Atualmente, tanto o Catar quanto Abu Dhabi permanecem no calendário da Fórmula 1, mas a categoria precisa avaliar a evolução da situação na área antes de confirmar a realização das corridas. Domenicali ressaltou a importância da prudência nesse momento, dizendo que a F1 levará o tempo que precisar para observar os desdobramentos dos conflitos, para que a decisão seja tomada no momento mais adequado.
A ansiedade em relação à permanência das etapas no Oriente Médio é palpável, e a F1 espera que as condições se tornem mais claras antes da data limite para a decisão. “Hoje, as corridas no Catar e em Abu Dhabi estão confirmadas. Mas, se a situação não estiver mais clara até meados de setembro, tomaremos a decisão”, afirma Domenicali.

## Tarefas a fazer
• A. Reescreva o trecho sobre as corridas no Oriente Médio começando em "Atualmente, tanto o" e seguindo até "momento mais adequado.", renomeando "F1" como "Fórmula 1".
• B. Responda com base no trecho sobre as corridas no Oriente Médio:
(i) Quais duas corridas continuam no calendário da Fórmula 1?
(ii) Segundo Domenicali, até quando a situação precisa ficar mais clara antes que a decisão seja tomada?

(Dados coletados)
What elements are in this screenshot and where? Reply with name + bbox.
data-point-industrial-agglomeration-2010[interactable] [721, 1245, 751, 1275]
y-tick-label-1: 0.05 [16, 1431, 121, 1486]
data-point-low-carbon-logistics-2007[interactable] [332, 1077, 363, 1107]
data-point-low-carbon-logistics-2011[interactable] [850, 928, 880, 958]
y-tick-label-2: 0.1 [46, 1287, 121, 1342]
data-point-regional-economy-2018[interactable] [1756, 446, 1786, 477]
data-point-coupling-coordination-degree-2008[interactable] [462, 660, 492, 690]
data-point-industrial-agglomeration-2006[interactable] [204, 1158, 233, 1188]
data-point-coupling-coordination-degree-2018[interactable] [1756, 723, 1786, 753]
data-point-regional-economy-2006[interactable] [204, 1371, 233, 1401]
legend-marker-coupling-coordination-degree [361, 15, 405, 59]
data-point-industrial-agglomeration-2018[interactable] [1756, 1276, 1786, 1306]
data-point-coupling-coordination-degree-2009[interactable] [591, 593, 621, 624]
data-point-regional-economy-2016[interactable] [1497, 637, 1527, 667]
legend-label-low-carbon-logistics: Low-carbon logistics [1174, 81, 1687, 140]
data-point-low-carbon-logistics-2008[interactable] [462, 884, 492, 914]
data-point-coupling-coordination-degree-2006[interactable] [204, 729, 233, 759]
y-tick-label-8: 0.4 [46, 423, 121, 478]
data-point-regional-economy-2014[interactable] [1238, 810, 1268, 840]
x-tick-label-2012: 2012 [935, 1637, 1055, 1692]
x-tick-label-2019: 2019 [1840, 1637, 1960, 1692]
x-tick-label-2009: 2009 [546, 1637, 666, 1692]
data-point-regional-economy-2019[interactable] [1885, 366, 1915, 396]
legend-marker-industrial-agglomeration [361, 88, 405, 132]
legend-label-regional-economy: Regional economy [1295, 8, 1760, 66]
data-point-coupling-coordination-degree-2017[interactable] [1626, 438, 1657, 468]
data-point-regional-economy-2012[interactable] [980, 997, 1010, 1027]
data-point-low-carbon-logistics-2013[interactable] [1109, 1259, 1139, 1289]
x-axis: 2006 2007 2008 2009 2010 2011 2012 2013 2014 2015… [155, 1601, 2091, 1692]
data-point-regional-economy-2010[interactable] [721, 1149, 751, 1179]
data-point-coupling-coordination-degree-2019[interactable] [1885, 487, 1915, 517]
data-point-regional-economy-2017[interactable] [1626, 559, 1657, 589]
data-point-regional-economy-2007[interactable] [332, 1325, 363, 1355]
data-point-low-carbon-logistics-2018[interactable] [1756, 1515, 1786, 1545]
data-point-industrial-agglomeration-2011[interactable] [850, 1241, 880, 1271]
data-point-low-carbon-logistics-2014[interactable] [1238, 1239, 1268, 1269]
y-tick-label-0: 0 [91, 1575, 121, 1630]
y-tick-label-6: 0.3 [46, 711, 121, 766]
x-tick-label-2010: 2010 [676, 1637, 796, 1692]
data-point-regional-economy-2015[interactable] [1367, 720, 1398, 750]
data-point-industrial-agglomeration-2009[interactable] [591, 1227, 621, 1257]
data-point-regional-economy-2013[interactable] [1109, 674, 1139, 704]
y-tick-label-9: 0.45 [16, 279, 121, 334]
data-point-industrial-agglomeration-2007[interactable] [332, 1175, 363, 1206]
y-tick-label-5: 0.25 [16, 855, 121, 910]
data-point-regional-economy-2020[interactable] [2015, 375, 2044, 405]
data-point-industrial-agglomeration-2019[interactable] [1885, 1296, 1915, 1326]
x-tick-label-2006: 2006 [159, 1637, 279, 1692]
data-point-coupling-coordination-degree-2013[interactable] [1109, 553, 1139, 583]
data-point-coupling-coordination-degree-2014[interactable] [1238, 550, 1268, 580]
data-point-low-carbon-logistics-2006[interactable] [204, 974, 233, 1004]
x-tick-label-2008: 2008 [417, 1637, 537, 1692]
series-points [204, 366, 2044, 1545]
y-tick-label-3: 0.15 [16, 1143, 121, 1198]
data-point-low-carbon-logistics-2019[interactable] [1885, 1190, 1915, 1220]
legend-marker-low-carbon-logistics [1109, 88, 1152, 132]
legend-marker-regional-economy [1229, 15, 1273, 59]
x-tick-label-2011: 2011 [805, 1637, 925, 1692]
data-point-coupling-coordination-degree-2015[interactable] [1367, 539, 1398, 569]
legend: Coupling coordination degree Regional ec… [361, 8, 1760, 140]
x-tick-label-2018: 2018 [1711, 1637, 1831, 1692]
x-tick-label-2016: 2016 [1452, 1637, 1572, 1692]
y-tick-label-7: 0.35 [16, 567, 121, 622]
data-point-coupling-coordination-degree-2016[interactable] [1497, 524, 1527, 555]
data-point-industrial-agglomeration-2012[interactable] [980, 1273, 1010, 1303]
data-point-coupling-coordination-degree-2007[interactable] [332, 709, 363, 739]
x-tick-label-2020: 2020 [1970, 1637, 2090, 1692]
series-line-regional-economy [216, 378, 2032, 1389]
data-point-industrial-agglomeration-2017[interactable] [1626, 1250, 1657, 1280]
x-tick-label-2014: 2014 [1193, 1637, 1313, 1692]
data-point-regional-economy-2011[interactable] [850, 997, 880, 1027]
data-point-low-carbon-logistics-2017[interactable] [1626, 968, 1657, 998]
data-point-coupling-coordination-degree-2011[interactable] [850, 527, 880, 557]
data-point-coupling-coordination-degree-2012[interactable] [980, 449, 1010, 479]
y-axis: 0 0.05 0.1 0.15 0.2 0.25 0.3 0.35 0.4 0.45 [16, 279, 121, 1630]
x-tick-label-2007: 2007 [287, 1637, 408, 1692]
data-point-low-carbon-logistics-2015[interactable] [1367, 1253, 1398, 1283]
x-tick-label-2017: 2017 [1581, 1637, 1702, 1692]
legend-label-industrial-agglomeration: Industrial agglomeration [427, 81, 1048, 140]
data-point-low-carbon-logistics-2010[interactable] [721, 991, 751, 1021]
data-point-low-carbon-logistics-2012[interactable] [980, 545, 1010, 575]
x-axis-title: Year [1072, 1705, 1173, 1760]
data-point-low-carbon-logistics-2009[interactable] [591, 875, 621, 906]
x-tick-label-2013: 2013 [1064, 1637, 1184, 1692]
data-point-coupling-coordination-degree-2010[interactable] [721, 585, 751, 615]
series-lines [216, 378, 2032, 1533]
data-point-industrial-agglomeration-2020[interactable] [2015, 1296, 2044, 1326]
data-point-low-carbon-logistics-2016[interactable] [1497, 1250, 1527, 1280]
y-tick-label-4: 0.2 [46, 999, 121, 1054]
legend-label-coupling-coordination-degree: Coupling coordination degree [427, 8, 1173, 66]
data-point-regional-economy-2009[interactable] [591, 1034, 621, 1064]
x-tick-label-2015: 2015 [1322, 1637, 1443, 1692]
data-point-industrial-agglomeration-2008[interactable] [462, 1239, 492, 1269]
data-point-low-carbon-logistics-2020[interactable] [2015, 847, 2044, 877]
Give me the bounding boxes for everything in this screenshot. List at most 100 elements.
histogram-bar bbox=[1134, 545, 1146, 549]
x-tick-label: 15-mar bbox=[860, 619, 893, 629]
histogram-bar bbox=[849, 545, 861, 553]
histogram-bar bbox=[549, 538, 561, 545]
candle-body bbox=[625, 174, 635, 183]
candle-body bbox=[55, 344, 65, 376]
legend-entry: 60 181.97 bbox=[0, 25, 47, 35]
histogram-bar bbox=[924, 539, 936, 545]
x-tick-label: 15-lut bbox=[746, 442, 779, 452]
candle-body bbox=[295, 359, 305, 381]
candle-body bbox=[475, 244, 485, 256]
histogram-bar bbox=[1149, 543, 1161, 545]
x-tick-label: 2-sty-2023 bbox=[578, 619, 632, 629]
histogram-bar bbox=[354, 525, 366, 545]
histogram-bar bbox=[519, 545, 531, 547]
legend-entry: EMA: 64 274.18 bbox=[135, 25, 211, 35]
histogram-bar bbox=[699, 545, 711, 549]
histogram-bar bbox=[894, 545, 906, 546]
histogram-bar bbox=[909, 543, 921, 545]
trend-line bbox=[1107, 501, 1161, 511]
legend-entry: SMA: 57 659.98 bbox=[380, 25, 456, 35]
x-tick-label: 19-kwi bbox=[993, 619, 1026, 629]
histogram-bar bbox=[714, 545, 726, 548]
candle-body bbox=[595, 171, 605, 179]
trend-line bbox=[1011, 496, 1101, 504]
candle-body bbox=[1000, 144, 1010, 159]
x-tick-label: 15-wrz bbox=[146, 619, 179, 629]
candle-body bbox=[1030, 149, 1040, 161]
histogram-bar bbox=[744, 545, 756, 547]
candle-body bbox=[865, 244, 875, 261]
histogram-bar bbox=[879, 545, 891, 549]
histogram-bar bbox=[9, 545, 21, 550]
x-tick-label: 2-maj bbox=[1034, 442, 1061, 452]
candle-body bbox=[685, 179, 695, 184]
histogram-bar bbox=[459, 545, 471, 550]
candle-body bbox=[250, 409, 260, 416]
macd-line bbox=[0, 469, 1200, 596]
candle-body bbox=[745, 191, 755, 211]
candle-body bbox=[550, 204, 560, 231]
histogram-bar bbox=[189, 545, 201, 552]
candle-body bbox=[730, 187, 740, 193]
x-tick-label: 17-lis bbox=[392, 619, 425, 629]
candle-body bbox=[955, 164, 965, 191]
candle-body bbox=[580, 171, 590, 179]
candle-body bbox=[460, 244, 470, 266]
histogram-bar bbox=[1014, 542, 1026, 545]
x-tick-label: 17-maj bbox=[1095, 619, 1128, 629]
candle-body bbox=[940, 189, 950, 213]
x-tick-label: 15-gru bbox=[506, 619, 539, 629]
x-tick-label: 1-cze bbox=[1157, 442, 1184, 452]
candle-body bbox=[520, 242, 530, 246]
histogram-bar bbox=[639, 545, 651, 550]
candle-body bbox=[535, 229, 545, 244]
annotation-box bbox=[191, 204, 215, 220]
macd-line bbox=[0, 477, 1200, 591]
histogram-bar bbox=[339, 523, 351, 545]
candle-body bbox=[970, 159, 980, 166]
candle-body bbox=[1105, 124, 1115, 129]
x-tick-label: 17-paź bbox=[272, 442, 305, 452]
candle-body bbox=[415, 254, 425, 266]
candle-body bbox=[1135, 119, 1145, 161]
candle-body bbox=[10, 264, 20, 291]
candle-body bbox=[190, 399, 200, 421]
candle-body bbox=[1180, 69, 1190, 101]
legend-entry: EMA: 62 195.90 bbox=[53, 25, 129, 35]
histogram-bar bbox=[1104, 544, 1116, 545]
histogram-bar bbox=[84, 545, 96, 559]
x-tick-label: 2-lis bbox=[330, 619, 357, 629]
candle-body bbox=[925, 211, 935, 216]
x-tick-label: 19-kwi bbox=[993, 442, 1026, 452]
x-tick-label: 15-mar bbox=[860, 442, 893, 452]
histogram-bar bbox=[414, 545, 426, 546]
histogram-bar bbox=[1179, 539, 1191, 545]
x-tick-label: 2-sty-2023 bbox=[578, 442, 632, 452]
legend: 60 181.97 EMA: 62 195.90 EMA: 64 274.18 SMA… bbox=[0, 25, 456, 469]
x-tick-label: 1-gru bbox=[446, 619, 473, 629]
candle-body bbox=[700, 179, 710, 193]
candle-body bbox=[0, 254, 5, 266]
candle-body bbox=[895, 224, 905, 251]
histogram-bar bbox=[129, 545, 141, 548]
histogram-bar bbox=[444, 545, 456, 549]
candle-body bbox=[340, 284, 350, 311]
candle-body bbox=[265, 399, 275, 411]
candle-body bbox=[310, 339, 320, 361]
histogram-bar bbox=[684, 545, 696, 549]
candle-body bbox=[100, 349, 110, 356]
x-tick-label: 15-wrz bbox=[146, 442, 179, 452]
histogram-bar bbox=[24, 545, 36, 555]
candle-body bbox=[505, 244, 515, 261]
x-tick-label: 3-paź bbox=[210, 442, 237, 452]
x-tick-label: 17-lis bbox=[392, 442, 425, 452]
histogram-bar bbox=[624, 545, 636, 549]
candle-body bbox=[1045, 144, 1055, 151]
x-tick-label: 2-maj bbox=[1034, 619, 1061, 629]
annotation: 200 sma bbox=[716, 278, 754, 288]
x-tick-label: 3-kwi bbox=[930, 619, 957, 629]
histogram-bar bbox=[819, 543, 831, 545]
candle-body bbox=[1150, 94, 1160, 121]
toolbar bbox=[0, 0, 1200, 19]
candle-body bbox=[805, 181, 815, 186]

## Respostas em ordem
• A.
Atualmente, tanto o Catar quanto Abu Dhabi permanecem no calendário da Fórmula 1, mas a categoria precisa avaliar a evolução da situação na área antes de confirmar a realização das corridas. Domenicali ressaltou a importância da prudência nesse momento, dizendo que a Fórmula 1 levará o tempo que precisar para observar os desdobramentos dos conflitos, para que a decisão seja tomada no momento mais adequado.

• B.
(i) As corridas do Catar e de Abu Dhabi.
(ii) Até meados de setembro.